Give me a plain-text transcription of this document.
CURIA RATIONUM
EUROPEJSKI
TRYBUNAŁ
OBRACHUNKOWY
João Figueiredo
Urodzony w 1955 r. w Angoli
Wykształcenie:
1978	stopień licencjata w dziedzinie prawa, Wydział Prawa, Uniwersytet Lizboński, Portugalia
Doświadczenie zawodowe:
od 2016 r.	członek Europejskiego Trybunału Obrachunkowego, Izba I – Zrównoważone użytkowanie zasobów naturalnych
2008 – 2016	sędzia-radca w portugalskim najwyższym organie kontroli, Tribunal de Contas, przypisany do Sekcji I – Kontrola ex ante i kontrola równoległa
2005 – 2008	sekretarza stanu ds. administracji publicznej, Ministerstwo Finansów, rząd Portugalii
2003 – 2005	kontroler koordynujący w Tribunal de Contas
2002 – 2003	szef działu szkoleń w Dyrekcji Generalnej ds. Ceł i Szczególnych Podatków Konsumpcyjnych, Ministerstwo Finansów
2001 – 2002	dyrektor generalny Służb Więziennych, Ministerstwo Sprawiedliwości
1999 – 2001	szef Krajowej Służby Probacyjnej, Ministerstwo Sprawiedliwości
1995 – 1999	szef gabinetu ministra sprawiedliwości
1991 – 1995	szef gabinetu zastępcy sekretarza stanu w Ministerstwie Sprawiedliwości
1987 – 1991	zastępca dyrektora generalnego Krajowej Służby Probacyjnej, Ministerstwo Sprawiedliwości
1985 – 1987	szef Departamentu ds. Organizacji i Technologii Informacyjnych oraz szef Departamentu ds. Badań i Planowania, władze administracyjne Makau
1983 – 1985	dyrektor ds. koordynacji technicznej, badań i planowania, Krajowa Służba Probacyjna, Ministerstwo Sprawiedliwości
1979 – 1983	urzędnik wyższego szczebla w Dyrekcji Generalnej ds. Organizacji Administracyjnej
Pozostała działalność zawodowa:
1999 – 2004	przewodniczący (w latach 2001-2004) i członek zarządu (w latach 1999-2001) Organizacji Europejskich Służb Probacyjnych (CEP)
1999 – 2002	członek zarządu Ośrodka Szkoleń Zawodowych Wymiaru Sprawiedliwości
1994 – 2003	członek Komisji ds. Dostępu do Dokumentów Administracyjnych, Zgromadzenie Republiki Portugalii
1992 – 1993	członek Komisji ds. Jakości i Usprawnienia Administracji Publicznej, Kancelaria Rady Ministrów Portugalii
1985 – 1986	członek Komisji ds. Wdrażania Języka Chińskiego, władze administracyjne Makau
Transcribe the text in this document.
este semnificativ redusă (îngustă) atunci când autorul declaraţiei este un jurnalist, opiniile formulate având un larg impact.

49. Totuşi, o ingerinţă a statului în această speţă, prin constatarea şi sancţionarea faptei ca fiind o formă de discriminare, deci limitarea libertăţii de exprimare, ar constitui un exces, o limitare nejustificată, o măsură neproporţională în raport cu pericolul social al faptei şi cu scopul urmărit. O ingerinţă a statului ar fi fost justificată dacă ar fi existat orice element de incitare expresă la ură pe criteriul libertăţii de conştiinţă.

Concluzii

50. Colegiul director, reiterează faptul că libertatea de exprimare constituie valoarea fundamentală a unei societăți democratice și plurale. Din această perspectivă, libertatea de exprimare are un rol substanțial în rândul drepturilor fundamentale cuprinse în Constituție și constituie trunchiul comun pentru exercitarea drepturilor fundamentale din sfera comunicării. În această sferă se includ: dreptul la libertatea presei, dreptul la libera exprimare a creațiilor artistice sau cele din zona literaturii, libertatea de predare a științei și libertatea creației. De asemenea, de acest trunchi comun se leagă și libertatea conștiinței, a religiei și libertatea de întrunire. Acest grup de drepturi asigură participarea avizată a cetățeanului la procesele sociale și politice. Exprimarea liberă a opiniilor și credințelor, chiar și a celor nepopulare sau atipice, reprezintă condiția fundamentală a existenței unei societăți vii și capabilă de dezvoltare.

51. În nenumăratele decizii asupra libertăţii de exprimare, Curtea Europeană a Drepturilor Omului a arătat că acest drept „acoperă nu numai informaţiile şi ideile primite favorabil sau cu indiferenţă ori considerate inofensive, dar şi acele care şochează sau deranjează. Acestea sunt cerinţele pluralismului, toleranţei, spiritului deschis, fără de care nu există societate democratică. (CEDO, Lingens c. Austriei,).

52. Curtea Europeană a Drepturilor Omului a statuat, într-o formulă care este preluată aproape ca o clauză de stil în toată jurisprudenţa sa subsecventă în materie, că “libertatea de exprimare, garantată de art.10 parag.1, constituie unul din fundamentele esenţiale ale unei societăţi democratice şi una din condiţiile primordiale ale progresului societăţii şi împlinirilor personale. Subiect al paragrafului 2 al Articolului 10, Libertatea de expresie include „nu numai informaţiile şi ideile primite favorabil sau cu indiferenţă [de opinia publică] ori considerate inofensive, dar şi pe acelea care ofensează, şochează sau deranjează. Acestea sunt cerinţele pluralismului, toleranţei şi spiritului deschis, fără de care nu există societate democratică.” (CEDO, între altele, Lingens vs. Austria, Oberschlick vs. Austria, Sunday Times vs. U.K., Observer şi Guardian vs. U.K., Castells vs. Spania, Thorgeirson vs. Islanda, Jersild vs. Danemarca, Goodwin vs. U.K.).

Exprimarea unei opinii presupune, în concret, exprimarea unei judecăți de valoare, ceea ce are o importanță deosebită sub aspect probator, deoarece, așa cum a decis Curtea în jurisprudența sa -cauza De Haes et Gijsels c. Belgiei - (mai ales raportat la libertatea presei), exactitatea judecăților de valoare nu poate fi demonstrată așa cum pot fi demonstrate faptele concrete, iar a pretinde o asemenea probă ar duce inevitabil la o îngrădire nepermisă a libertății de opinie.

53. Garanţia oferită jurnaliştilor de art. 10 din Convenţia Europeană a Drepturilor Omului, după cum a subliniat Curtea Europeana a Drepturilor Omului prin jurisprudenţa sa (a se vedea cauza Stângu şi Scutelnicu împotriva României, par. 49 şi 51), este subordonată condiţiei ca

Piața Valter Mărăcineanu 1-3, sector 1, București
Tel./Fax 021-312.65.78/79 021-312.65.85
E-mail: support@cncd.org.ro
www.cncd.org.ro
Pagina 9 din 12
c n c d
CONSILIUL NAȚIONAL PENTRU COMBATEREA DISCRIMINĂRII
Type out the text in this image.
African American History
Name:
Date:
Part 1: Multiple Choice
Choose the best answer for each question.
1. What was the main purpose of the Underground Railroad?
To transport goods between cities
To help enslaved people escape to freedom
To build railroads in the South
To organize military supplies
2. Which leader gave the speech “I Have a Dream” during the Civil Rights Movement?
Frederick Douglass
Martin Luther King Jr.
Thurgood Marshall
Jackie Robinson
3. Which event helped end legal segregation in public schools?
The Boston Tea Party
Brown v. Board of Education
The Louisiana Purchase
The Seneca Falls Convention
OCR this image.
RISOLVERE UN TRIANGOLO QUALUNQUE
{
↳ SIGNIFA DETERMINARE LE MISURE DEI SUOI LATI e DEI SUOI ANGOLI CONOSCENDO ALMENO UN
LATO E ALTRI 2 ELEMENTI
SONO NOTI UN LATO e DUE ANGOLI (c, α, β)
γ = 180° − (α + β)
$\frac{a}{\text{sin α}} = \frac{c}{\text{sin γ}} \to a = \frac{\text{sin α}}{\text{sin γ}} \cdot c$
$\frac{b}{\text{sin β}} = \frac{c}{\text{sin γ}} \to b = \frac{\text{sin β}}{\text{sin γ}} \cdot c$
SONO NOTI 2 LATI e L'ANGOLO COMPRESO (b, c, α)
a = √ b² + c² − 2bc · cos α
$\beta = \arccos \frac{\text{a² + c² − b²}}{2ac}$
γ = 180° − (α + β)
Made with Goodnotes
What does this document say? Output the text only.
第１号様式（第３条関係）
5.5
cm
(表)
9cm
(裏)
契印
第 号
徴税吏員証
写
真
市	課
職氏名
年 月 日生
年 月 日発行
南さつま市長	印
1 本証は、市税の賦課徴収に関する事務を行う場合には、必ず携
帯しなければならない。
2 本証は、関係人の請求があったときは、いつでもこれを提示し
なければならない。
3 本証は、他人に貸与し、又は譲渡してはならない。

▶ _WRITTEN EXERCISE_: Leave out every line before the one containing "What does this"; set down that line and all remaining lines of the material exactly.

▶ _ANSWER TO THIS PROBLEM_:
What does this document say? Output the text only.
第１号様式（第３条関係）
5.5
cm
(表)
9cm
(裏)
契印
第 号
徴税吏員証
写
真
市	課
職氏名
年 月 日生
年 月 日発行
南さつま市長	印
1 本証は、市税の賦課徴収に関する事務を行う場合には、必ず携
帯しなければならない。
2 本証は、関係人の請求があったときは、いつでもこれを提示し
なければならない。
3 本証は、他人に貸与し、又は譲渡してはならない。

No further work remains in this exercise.